- **Short exercise**: Rename "data-label" to "value-label" in the material from the first line up to and including the line with "point-starlink <box>752 174 763 185</box>", and reproduce only those lines with nothing else changed.

- **The data**:

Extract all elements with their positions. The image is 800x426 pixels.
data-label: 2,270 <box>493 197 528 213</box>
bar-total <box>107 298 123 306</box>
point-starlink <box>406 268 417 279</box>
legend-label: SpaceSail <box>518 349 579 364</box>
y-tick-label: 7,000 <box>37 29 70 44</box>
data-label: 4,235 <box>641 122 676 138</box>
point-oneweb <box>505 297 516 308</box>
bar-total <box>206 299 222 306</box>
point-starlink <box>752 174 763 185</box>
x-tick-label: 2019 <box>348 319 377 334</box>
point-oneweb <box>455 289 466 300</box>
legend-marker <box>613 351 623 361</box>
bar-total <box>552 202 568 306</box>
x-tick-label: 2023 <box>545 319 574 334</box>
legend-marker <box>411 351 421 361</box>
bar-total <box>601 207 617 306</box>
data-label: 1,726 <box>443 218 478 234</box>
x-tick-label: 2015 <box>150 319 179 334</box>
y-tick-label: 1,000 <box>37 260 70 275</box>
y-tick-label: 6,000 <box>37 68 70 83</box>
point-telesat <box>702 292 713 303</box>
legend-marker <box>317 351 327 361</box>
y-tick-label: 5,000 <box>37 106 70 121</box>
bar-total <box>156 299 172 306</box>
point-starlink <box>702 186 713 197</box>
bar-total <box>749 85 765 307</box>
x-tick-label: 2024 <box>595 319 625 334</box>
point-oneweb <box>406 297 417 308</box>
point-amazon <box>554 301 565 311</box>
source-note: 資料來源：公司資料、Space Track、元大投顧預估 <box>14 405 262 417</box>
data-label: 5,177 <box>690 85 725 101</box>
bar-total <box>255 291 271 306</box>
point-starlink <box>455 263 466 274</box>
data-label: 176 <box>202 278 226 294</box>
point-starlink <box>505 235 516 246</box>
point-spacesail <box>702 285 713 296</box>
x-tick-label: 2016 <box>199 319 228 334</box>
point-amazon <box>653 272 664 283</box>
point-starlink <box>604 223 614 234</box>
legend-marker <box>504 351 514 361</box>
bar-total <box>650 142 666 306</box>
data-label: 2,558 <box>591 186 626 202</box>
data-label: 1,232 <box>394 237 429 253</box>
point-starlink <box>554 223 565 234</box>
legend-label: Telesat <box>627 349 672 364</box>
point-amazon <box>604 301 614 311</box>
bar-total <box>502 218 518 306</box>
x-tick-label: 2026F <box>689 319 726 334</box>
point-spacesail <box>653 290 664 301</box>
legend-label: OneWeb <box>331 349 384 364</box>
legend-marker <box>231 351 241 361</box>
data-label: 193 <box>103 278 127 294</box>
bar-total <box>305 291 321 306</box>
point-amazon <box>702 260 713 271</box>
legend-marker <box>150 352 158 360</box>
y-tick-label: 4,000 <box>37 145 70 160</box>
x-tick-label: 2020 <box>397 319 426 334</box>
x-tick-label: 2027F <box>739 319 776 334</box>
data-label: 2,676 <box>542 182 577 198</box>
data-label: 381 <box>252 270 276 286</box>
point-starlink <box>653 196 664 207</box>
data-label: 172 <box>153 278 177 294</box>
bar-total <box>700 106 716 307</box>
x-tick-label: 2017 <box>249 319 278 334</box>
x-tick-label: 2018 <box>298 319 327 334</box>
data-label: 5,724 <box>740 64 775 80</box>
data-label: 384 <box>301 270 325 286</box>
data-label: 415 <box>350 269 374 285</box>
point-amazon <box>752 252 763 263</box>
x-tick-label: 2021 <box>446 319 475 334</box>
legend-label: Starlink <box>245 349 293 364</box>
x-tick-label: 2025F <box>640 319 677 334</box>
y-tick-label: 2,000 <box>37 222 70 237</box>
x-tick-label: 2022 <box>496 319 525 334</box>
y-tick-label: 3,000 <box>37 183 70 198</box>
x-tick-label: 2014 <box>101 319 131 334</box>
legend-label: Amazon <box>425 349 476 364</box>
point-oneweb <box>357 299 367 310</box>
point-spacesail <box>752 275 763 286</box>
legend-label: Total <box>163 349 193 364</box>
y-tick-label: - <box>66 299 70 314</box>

- **Finished answer**:
Extract all elements with their positions. The image is 800x426 pixels.
value-label: 2,270 <box>493 197 528 213</box>
bar-total <box>107 298 123 306</box>
point-starlink <box>406 268 417 279</box>
legend-label: SpaceSail <box>518 349 579 364</box>
y-tick-label: 7,000 <box>37 29 70 44</box>
value-label: 4,235 <box>641 122 676 138</box>
point-oneweb <box>505 297 516 308</box>
bar-total <box>206 299 222 306</box>
point-starlink <box>752 174 763 185</box>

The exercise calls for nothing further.